Saved data entries
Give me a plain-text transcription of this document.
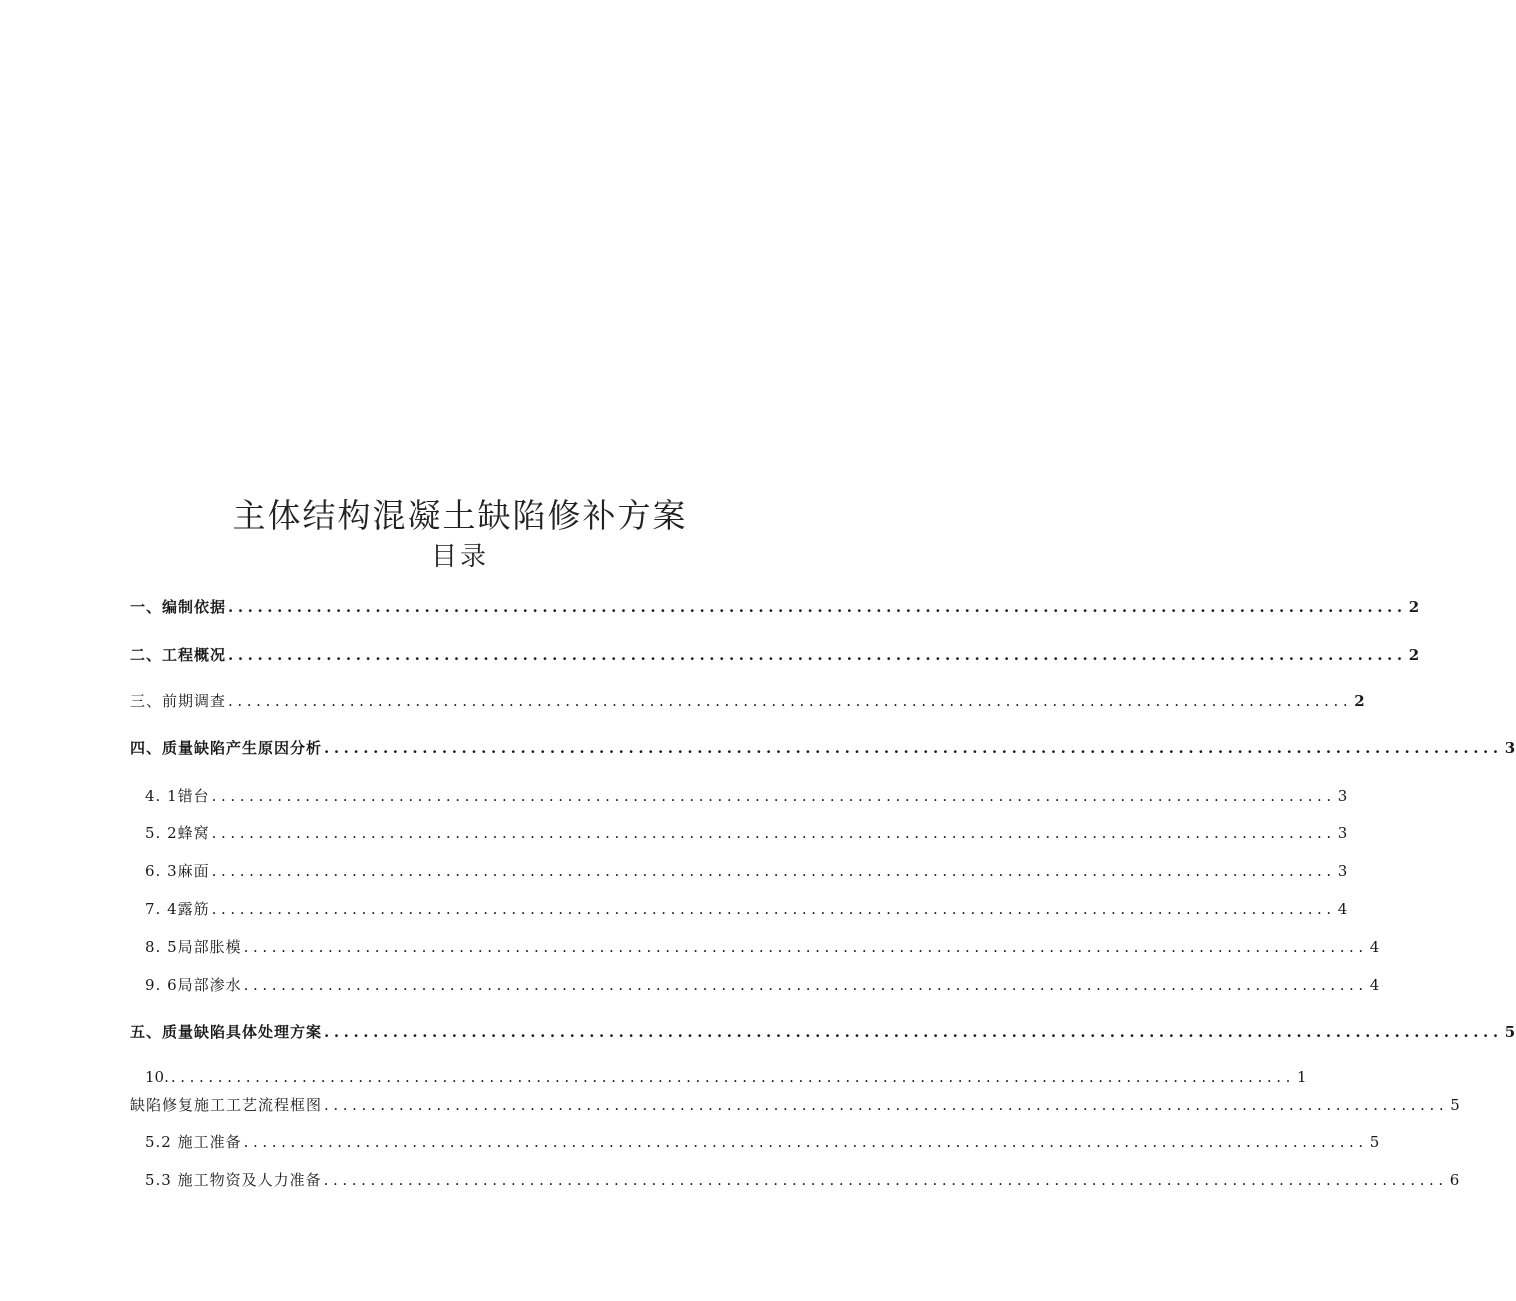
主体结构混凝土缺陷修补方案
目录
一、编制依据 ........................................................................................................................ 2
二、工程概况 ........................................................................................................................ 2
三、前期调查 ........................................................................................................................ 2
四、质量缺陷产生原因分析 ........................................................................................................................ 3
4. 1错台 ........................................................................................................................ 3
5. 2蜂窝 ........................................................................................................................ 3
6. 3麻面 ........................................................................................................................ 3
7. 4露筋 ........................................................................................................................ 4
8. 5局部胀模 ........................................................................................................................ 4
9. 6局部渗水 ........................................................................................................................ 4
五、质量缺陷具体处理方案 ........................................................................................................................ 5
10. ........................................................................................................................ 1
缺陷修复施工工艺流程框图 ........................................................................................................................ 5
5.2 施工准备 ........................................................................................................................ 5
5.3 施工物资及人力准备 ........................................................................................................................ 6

* * *

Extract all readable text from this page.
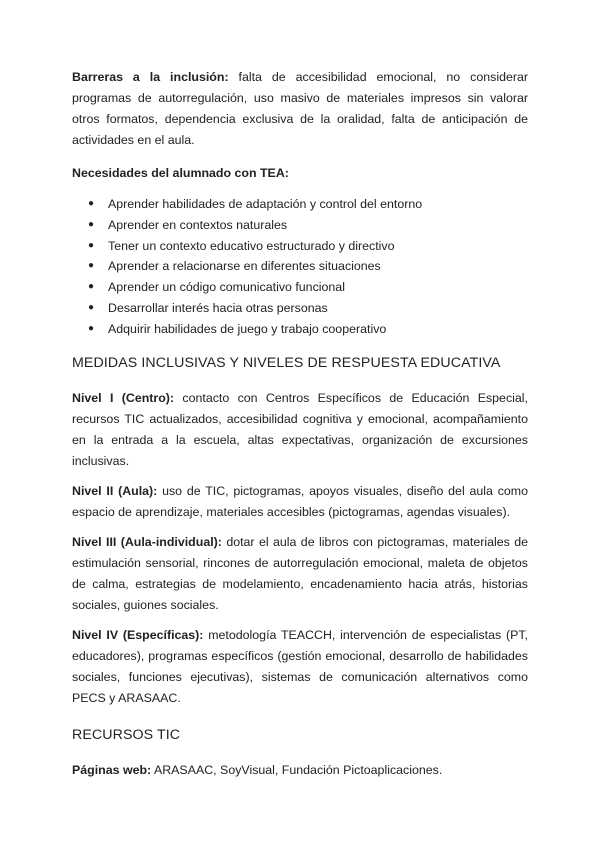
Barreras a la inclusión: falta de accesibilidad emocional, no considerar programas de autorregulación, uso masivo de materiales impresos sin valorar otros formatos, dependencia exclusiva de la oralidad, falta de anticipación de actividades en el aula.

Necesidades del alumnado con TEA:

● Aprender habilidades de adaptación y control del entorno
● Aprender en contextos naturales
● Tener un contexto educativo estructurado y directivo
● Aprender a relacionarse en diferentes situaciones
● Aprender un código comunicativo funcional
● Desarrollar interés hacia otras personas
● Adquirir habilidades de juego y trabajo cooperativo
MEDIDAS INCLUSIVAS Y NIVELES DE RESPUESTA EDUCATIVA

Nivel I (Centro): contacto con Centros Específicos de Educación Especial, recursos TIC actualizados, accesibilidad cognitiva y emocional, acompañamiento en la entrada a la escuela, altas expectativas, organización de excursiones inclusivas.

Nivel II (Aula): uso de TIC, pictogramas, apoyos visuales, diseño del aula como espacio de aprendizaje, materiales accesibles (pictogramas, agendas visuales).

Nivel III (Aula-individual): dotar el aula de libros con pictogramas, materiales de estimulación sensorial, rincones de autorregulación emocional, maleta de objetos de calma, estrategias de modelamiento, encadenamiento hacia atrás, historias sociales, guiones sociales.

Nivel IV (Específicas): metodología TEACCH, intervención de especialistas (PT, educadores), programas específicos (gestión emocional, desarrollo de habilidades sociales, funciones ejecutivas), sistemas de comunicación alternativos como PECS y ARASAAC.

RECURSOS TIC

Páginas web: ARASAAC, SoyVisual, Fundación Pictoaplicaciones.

...

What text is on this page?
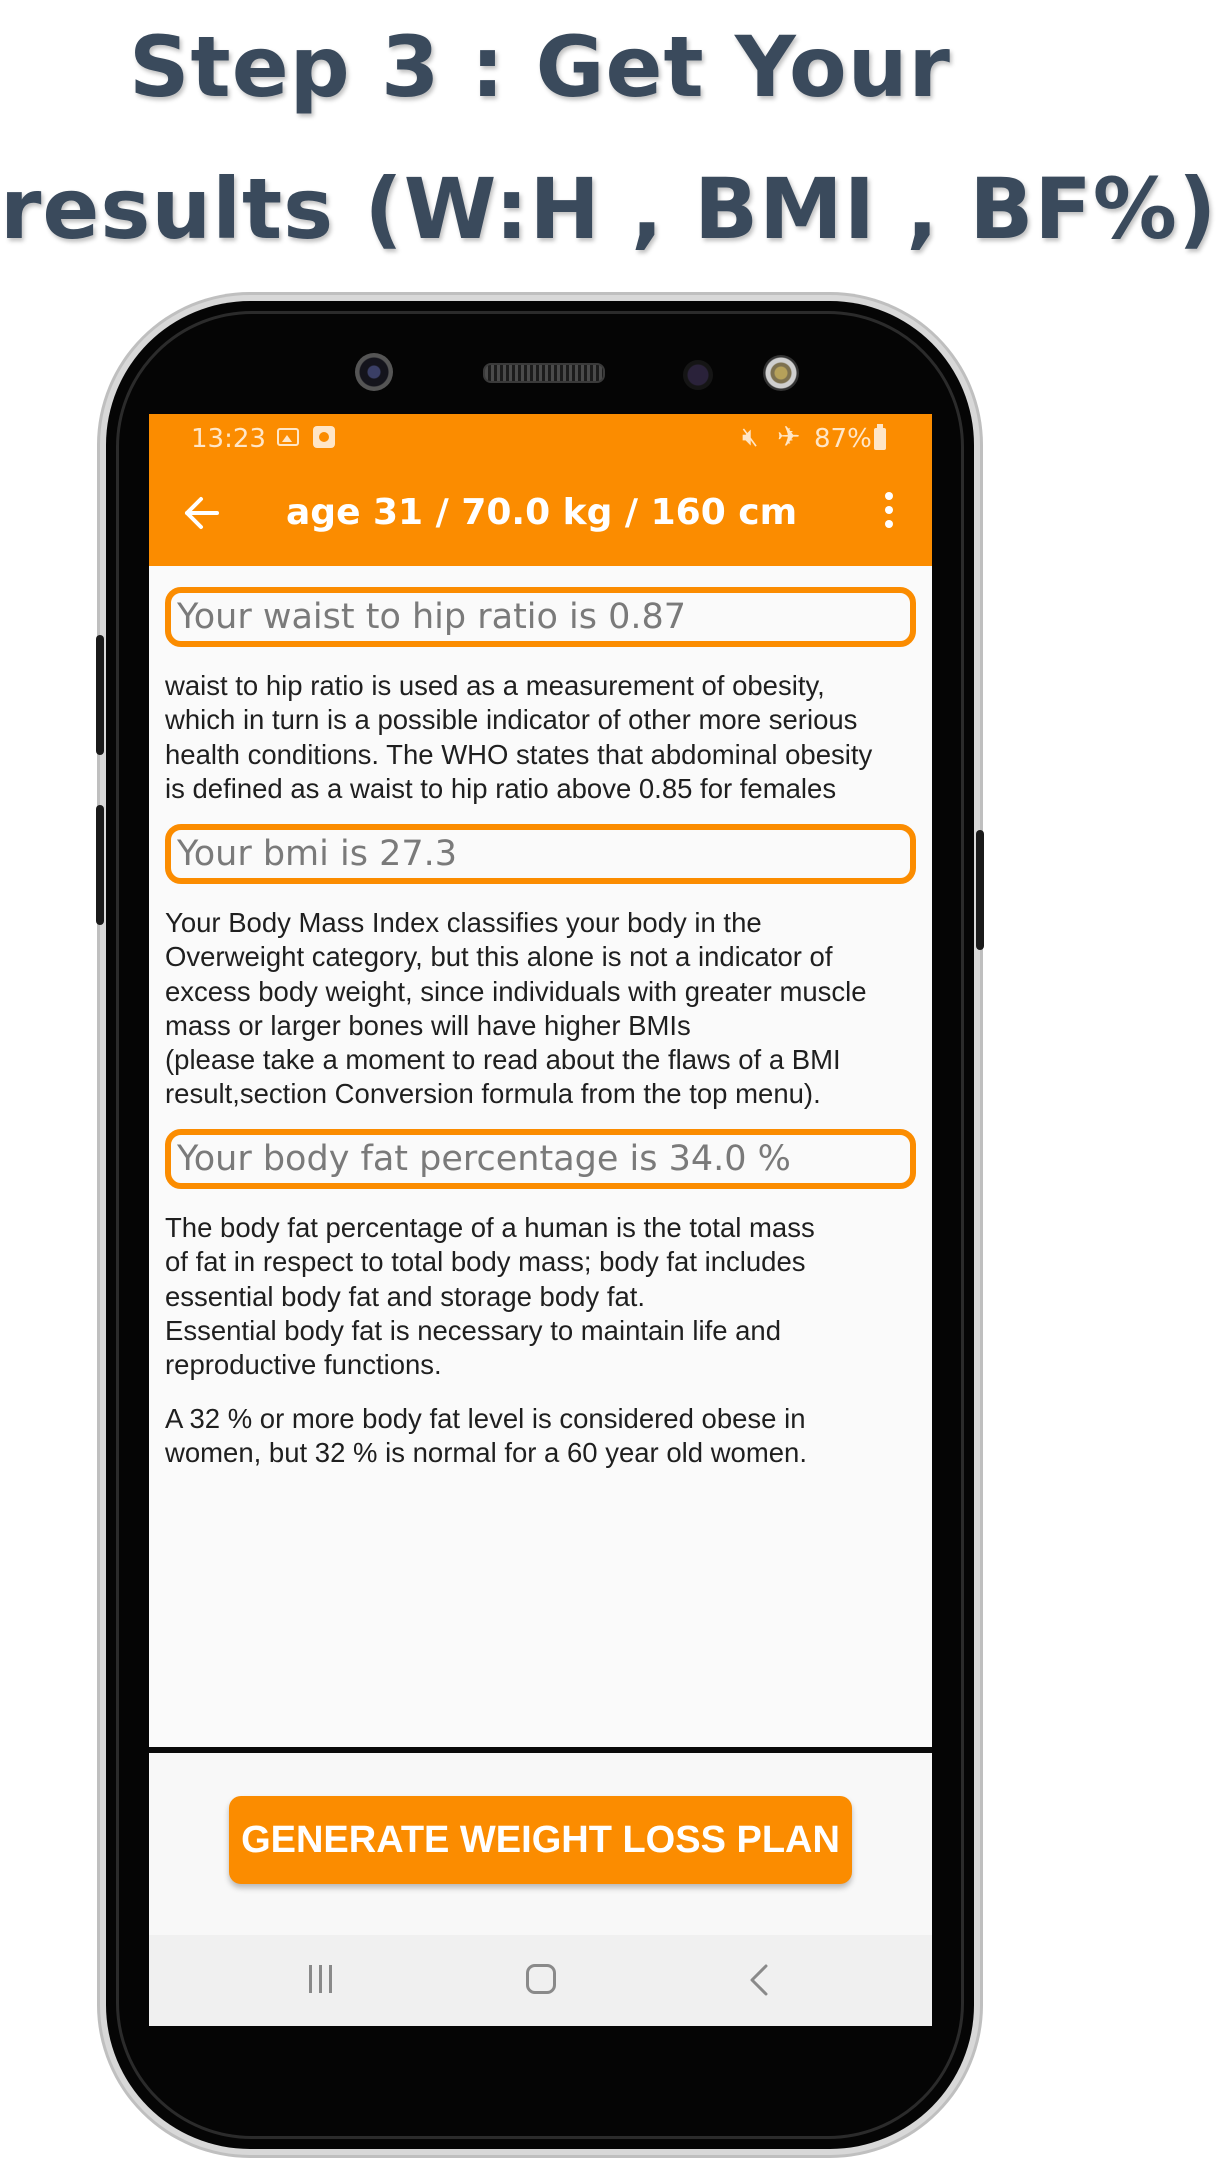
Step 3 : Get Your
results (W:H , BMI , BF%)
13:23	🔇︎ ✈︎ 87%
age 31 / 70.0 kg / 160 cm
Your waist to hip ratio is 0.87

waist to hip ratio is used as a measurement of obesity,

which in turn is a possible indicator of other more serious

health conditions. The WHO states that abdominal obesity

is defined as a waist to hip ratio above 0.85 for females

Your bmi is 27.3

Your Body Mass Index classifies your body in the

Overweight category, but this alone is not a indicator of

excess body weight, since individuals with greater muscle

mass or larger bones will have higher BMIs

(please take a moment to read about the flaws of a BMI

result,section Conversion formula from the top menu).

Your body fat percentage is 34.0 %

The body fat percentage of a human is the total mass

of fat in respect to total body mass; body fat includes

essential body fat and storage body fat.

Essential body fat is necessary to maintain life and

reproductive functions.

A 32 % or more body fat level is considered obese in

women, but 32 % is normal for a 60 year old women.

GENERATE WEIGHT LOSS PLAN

*Exercise prompt*. From the listing above, return each line with the word "hacia".

*Answer to this exercise*.
● Desarrollar interés hacia otras personas
Nivel III (Aula-individual): dotar el aula de libros con pictogramas, materiales de estimulación sensorial, rincones de autorregulación emocional, maleta de objetos de calma, estrategias de modelamiento, encadenamiento hacia atrás, historias sociales, guiones sociales.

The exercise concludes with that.